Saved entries
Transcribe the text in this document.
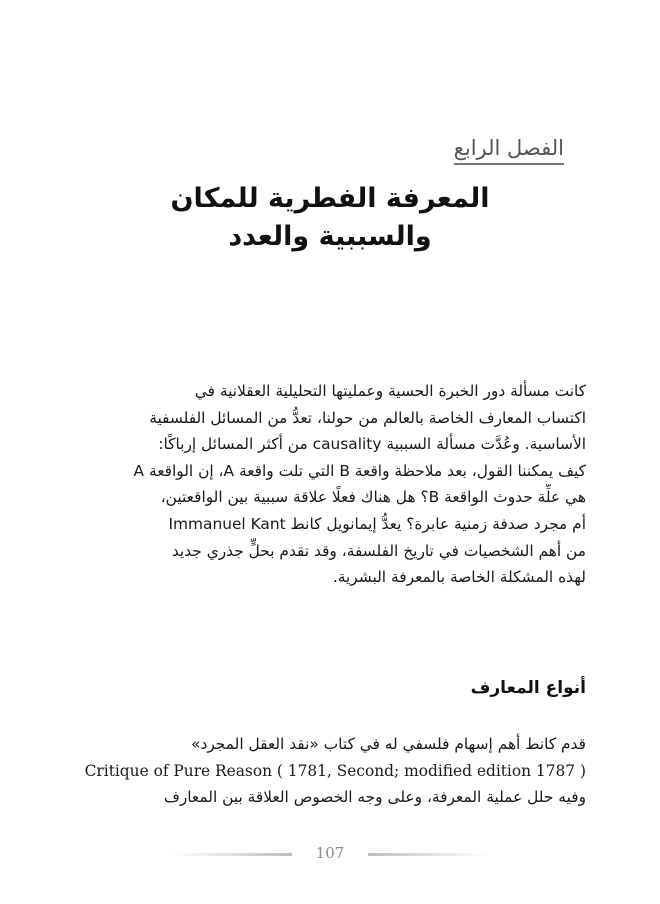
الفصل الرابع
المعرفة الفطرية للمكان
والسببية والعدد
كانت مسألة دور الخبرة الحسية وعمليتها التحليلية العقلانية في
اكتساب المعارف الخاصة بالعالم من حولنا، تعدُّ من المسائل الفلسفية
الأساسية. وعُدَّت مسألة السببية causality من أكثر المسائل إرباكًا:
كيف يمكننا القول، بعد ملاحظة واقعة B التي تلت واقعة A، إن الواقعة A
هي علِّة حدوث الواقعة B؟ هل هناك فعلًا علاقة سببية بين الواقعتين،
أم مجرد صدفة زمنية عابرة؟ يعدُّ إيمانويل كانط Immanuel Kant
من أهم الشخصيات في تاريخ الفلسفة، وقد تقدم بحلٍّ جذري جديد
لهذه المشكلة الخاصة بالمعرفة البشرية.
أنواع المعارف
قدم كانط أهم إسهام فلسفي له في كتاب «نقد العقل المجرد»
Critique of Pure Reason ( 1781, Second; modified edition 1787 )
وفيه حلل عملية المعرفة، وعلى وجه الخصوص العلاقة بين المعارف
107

> [TASK DIRECTIONS]: Set down all the data again exactly as above, pictures excluded.

> [SOLUTION TO THIS PROBLEM]:
Transcribe the text in this document.
الفصل الرابع
المعرفة الفطرية للمكان
والسببية والعدد
كانت مسألة دور الخبرة الحسية وعمليتها التحليلية العقلانية في
اكتساب المعارف الخاصة بالعالم من حولنا، تعدُّ من المسائل الفلسفية
الأساسية. وعُدَّت مسألة السببية causality من أكثر المسائل إرباكًا:
كيف يمكننا القول، بعد ملاحظة واقعة B التي تلت واقعة A، إن الواقعة A
هي علِّة حدوث الواقعة B؟ هل هناك فعلًا علاقة سببية بين الواقعتين،
أم مجرد صدفة زمنية عابرة؟ يعدُّ إيمانويل كانط Immanuel Kant
من أهم الشخصيات في تاريخ الفلسفة، وقد تقدم بحلٍّ جذري جديد
لهذه المشكلة الخاصة بالمعرفة البشرية.
أنواع المعارف
قدم كانط أهم إسهام فلسفي له في كتاب «نقد العقل المجرد»
Critique of Pure Reason ( 1781, Second; modified edition 1787 )
وفيه حلل عملية المعرفة، وعلى وجه الخصوص العلاقة بين المعارف
107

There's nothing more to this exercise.